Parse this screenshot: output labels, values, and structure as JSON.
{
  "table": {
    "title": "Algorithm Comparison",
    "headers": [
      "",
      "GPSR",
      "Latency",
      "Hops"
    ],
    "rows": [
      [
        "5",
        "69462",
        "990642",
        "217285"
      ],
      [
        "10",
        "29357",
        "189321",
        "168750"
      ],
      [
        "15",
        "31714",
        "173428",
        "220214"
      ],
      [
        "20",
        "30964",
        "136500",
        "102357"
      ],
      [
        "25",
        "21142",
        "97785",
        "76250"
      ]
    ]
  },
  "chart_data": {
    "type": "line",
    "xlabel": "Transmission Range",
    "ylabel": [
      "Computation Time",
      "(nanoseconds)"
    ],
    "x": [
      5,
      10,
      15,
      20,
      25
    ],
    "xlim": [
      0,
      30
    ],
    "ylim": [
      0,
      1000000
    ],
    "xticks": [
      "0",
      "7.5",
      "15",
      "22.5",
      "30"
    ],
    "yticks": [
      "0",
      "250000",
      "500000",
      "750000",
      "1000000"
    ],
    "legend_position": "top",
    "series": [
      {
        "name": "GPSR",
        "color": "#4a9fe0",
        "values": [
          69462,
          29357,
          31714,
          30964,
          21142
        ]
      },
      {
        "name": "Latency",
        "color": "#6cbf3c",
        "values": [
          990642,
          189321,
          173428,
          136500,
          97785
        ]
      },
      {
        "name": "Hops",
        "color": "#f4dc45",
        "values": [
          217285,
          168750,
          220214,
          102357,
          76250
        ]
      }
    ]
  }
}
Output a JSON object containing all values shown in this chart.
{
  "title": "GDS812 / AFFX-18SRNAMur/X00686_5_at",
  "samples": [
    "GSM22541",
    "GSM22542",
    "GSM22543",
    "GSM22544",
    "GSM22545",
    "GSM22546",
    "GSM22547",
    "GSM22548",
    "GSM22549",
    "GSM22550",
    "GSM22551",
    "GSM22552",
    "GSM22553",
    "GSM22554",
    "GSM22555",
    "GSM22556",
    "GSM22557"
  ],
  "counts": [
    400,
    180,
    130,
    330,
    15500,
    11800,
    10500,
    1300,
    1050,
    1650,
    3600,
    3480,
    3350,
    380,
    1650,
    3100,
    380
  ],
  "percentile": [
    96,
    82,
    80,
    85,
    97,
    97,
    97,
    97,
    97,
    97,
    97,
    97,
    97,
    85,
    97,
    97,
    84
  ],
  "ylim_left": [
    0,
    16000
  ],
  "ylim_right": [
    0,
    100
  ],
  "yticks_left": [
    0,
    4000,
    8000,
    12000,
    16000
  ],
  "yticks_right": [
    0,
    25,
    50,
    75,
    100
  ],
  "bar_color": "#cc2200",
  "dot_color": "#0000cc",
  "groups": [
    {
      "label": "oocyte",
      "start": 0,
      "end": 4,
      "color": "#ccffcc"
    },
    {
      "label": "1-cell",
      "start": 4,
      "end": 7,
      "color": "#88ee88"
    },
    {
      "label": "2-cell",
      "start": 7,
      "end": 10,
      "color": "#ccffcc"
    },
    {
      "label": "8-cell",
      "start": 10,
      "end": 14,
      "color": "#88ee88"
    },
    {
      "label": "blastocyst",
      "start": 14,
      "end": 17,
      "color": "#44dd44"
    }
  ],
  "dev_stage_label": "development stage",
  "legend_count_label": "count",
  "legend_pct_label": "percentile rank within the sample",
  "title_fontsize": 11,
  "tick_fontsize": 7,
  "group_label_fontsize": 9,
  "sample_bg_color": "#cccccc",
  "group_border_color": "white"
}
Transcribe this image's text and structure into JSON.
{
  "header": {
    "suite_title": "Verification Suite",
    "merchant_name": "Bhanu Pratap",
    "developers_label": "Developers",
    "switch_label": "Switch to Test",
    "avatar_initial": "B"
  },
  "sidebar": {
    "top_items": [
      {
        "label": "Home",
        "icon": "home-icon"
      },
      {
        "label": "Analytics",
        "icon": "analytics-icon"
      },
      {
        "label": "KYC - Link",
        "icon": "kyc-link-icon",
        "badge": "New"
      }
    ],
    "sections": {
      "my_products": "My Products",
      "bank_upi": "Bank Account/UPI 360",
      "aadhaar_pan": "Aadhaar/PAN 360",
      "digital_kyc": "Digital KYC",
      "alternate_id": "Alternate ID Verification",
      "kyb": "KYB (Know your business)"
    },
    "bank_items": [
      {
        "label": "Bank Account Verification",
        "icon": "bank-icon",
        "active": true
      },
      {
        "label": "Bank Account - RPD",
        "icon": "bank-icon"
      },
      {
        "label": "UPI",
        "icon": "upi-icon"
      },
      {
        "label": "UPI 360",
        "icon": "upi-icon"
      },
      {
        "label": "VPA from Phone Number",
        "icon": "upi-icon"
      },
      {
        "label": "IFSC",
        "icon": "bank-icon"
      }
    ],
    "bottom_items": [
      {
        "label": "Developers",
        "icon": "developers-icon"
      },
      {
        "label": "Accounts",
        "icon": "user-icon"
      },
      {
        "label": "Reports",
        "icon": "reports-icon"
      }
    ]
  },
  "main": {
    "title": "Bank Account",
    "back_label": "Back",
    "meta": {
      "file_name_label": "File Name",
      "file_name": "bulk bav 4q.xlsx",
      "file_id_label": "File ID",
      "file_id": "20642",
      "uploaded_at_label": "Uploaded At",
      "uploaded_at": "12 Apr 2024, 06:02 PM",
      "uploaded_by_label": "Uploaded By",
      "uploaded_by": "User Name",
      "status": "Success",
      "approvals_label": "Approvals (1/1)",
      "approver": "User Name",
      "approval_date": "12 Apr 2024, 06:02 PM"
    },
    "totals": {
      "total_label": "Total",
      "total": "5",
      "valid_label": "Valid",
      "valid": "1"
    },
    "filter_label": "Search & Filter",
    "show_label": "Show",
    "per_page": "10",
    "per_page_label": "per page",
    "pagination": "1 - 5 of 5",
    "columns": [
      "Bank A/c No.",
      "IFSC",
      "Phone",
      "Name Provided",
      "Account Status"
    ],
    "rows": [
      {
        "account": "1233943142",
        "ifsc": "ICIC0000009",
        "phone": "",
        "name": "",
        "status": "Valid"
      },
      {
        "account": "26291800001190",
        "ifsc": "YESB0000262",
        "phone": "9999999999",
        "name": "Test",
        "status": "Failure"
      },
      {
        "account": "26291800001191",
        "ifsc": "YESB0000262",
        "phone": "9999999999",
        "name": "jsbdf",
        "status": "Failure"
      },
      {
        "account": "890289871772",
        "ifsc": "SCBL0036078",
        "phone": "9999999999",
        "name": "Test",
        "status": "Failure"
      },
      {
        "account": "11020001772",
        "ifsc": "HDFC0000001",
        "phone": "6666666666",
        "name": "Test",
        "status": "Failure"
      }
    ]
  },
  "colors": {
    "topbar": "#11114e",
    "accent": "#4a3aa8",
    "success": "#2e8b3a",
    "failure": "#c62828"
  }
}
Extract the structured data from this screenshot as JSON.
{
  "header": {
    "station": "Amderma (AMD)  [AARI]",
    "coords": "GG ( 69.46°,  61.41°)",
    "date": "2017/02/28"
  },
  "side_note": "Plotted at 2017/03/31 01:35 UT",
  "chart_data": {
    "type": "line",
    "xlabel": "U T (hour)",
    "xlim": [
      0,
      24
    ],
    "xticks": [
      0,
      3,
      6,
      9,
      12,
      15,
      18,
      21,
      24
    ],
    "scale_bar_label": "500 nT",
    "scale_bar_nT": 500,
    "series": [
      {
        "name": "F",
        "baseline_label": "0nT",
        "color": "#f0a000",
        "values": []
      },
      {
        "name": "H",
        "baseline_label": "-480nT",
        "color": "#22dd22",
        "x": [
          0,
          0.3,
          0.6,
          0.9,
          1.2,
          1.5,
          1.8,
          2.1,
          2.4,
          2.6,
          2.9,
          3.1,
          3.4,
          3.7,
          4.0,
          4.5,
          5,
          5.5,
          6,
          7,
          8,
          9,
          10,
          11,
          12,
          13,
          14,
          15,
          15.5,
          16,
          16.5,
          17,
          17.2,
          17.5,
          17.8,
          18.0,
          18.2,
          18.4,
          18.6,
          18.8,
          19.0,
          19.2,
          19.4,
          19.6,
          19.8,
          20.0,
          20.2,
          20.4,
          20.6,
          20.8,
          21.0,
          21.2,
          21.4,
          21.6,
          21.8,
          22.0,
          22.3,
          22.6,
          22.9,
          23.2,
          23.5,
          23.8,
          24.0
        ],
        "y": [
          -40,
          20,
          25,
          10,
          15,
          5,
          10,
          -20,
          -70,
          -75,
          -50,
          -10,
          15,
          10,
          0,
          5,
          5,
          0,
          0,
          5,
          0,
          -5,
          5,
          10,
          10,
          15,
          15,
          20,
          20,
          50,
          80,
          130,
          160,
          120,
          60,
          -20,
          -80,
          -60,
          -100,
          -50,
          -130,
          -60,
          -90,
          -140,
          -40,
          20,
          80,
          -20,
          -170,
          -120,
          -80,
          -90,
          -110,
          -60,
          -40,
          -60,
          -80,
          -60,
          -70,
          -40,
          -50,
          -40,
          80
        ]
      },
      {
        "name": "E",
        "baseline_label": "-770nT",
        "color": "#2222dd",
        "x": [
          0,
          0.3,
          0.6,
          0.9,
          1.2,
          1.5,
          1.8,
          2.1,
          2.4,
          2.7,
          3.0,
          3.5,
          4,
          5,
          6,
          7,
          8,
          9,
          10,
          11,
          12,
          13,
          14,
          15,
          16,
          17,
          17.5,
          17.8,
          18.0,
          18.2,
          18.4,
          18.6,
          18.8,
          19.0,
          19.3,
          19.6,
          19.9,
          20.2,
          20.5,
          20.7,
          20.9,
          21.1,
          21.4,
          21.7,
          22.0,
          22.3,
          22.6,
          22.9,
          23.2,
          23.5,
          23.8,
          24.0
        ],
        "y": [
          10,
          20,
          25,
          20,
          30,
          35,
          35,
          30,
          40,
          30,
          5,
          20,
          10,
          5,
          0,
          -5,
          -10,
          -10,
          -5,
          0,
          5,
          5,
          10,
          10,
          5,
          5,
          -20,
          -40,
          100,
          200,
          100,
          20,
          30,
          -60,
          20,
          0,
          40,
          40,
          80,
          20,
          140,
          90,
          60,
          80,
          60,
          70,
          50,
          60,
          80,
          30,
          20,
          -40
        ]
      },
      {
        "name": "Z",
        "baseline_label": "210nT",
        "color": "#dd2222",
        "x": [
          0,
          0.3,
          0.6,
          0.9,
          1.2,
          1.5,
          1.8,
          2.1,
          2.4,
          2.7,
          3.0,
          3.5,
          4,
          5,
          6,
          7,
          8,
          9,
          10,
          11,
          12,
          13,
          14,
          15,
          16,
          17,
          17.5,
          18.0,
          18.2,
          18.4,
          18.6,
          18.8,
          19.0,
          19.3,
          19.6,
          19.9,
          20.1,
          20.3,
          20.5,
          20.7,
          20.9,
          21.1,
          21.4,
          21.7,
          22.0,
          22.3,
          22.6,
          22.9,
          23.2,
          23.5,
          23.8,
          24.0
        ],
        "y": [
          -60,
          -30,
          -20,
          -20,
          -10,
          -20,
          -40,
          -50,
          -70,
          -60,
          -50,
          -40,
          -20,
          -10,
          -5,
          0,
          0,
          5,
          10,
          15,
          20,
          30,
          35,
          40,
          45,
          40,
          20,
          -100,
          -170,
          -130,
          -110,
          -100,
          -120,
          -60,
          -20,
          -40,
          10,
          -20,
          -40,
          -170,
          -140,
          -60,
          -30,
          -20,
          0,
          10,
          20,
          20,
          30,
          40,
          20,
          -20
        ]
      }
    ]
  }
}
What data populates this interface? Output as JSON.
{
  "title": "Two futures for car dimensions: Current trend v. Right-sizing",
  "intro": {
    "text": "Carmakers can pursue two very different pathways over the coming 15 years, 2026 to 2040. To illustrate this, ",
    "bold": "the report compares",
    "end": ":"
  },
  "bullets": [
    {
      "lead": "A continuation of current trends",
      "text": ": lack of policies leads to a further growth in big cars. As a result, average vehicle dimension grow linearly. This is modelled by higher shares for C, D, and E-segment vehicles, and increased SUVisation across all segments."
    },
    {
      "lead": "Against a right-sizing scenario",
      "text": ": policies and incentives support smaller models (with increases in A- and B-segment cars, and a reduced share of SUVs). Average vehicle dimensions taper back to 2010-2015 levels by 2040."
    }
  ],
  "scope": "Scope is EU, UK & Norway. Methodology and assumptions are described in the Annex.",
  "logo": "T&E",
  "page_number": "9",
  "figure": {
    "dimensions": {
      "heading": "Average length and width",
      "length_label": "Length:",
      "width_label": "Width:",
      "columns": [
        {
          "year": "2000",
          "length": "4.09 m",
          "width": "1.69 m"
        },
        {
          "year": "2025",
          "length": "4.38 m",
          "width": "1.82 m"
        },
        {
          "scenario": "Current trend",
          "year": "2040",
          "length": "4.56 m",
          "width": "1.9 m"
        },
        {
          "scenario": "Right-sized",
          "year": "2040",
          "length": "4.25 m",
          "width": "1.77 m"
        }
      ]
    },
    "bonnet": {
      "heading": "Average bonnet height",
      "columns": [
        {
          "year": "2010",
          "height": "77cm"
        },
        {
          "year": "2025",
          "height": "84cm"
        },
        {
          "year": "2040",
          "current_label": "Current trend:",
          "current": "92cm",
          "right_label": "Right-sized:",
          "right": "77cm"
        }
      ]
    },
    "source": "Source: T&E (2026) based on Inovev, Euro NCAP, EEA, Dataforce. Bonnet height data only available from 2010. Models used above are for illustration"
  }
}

---

Count how many lines above include the word "percentile" and answer with that figure only.

2